OBJECTIVE
Where does the string "args" appear? Copy every line of the entries below that holds it.

EXTRACTED DATA
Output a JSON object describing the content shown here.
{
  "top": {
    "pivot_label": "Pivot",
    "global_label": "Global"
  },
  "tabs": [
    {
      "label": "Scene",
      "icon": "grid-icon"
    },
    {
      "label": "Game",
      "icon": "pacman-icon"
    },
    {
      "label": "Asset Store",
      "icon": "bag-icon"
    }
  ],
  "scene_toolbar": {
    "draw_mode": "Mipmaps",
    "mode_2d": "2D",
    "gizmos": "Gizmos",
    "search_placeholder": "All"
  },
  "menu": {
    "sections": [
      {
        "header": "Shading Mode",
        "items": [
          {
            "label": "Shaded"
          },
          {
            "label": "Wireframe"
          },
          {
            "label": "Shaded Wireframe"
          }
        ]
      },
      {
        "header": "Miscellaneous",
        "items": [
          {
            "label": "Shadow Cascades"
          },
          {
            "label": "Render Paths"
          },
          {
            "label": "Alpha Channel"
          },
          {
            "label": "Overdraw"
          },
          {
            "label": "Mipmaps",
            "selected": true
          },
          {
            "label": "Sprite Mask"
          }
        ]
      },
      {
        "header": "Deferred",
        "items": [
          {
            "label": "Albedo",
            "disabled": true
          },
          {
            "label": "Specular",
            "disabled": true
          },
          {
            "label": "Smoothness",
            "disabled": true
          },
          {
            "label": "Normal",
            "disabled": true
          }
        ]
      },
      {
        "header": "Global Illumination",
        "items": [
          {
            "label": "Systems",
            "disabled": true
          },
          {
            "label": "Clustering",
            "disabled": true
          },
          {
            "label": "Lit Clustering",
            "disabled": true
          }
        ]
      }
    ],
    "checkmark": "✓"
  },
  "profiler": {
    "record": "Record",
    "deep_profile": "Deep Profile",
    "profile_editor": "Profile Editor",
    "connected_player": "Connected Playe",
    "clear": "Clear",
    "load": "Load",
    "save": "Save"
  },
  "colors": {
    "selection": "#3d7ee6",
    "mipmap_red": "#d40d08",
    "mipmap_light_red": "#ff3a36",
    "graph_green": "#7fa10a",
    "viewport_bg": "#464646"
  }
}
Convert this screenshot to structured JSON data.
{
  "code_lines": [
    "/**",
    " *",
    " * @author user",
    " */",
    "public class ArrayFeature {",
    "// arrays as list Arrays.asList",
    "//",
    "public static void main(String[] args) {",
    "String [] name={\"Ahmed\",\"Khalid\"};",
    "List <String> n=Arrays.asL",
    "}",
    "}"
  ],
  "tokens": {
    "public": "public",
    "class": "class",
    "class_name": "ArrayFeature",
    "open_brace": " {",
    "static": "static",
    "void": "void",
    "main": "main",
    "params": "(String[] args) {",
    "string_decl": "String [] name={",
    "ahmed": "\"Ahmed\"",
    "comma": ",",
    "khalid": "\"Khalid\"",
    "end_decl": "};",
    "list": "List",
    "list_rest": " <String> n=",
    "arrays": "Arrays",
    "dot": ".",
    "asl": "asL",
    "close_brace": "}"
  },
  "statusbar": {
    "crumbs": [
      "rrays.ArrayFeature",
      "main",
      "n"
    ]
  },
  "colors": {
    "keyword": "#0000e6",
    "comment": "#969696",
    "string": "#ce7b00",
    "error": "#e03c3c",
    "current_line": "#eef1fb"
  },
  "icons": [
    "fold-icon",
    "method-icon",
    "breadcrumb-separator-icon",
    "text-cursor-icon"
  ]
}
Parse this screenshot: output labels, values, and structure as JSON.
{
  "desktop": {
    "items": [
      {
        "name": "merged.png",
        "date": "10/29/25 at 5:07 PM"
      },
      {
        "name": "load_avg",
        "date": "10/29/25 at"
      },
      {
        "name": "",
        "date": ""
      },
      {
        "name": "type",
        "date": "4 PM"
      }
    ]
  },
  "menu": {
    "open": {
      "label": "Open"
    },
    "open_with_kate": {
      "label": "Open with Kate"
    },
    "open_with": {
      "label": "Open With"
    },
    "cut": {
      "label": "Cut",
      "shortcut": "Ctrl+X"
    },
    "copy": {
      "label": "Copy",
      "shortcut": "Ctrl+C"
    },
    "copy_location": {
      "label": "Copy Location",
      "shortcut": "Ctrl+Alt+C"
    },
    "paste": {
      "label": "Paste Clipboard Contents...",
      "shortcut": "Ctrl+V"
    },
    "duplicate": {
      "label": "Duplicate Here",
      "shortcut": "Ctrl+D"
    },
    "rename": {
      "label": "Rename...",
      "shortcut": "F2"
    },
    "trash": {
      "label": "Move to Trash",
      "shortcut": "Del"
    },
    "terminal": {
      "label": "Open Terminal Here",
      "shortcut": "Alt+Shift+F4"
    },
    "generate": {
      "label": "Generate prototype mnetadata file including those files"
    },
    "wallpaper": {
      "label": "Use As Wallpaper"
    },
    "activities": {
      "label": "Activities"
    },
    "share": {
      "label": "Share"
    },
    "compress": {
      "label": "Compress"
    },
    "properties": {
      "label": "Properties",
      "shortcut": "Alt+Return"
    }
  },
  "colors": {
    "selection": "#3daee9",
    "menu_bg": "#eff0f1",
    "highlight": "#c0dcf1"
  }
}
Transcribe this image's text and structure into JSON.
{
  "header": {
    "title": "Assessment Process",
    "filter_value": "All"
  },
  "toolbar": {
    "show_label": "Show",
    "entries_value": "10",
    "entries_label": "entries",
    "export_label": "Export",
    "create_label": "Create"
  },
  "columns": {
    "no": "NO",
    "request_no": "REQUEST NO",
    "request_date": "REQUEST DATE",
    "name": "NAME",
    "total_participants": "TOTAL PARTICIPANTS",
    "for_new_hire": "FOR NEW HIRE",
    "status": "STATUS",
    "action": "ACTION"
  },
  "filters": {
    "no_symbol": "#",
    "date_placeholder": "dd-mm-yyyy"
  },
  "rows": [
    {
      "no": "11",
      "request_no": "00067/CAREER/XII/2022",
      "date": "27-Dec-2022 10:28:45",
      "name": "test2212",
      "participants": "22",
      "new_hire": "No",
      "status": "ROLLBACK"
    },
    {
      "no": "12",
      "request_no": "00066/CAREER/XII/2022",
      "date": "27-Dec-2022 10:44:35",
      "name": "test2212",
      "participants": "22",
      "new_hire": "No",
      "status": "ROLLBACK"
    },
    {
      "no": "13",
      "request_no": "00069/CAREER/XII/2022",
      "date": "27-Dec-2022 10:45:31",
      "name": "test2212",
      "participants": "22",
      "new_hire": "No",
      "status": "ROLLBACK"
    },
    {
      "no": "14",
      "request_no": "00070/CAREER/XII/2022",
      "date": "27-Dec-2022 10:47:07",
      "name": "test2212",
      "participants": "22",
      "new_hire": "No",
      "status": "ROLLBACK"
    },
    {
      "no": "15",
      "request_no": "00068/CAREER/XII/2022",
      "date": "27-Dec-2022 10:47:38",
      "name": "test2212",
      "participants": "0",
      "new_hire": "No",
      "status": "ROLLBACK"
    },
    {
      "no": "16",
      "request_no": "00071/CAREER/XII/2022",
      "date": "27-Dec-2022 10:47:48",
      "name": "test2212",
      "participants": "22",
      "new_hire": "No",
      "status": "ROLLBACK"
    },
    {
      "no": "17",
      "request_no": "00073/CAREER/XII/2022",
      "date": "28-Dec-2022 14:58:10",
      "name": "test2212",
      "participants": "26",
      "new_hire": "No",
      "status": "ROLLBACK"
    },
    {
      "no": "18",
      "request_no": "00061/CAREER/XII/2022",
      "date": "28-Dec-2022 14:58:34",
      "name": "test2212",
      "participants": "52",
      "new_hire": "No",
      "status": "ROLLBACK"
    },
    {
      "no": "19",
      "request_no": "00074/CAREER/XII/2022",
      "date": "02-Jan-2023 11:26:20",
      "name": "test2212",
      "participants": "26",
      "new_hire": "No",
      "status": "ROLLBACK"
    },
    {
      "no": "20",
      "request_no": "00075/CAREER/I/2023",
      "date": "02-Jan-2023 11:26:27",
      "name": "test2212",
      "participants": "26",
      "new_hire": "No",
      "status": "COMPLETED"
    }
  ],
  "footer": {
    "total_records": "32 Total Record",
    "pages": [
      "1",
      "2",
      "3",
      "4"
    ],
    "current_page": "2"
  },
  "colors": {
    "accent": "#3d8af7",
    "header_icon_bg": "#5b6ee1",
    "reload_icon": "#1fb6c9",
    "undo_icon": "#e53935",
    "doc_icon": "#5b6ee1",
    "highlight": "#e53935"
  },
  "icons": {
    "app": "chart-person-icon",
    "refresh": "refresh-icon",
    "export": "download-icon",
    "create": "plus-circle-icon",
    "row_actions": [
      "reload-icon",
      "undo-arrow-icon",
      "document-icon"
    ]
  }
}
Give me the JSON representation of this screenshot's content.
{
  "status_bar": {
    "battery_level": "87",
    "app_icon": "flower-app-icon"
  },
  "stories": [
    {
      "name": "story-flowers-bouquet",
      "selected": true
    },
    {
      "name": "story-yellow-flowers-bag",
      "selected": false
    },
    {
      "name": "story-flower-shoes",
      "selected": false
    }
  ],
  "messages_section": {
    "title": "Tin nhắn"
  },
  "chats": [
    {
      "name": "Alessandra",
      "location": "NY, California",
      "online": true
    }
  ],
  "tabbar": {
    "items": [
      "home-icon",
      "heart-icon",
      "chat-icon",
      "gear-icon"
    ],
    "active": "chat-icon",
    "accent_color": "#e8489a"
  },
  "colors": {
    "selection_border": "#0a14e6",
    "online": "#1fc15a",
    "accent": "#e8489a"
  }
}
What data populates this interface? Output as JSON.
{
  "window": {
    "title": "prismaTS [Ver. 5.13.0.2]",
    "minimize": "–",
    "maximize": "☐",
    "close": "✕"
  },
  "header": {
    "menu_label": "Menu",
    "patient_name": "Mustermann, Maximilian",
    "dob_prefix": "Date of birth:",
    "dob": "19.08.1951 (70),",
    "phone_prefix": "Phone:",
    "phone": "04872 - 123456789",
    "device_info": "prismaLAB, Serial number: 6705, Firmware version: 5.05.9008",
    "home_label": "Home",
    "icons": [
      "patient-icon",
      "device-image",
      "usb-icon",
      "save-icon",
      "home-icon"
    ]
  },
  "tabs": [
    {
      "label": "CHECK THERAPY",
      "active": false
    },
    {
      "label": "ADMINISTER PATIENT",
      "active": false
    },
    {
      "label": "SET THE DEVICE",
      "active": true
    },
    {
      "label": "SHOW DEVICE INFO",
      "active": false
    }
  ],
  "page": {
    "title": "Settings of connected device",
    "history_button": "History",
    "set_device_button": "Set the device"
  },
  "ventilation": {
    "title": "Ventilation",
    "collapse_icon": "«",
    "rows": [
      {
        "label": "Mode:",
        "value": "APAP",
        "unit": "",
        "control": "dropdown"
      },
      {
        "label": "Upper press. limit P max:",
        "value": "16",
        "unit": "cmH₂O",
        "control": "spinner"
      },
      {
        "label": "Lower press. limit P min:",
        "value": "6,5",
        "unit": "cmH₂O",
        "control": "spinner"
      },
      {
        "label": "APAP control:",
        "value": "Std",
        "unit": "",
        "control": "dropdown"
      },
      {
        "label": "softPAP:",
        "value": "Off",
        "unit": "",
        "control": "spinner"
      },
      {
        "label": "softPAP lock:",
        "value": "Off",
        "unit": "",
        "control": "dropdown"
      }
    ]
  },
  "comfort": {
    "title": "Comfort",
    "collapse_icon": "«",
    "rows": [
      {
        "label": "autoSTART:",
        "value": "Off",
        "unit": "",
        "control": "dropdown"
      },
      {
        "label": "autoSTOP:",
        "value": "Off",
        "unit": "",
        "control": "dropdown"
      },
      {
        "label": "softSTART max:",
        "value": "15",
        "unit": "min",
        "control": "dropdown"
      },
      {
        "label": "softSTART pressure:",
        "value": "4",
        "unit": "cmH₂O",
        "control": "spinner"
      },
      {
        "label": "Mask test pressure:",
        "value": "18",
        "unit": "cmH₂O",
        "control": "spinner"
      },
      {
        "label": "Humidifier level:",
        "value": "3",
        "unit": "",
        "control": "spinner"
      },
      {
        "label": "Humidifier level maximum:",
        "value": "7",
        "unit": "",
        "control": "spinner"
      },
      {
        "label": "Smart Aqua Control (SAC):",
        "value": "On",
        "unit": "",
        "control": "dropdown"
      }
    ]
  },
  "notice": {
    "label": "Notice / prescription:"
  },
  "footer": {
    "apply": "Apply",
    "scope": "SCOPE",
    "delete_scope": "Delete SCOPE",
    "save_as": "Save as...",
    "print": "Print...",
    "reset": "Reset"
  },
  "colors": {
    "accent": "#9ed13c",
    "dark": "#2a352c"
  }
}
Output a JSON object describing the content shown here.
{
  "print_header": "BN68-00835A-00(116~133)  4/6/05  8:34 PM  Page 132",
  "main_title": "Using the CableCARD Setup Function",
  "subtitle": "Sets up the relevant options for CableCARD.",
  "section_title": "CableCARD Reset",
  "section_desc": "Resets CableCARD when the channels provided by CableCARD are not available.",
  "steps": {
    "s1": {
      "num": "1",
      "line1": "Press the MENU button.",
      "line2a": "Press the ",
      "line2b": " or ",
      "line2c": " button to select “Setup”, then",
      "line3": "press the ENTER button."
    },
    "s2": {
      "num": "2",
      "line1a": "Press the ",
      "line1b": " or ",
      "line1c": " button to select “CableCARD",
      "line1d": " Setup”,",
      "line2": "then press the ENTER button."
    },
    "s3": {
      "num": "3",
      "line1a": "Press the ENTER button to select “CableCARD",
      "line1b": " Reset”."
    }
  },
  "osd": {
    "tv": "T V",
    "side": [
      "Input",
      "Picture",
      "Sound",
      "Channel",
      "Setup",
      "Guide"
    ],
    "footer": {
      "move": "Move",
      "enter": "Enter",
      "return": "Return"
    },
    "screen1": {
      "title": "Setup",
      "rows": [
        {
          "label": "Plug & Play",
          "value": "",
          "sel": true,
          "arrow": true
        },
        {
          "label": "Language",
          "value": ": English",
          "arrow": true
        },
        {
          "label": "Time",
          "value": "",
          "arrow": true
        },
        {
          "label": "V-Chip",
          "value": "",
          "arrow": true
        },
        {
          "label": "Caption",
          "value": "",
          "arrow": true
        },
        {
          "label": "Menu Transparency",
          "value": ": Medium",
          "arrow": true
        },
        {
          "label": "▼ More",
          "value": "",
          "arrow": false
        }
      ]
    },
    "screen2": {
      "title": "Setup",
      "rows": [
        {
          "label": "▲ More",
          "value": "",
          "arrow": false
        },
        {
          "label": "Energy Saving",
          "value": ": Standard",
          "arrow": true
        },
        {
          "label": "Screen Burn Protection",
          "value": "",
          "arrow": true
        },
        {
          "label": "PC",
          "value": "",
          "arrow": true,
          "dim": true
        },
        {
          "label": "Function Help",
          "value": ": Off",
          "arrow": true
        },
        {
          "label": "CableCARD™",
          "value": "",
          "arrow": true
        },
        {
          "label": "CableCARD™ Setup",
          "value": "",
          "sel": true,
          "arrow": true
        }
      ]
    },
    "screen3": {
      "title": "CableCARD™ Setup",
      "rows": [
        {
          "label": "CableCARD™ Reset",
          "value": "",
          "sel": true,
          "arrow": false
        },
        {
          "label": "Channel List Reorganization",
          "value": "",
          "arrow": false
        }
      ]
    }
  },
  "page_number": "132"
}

RIGHT ANSWER
    "public static void main(String[] args) {",
    "params": "(String[] args) {",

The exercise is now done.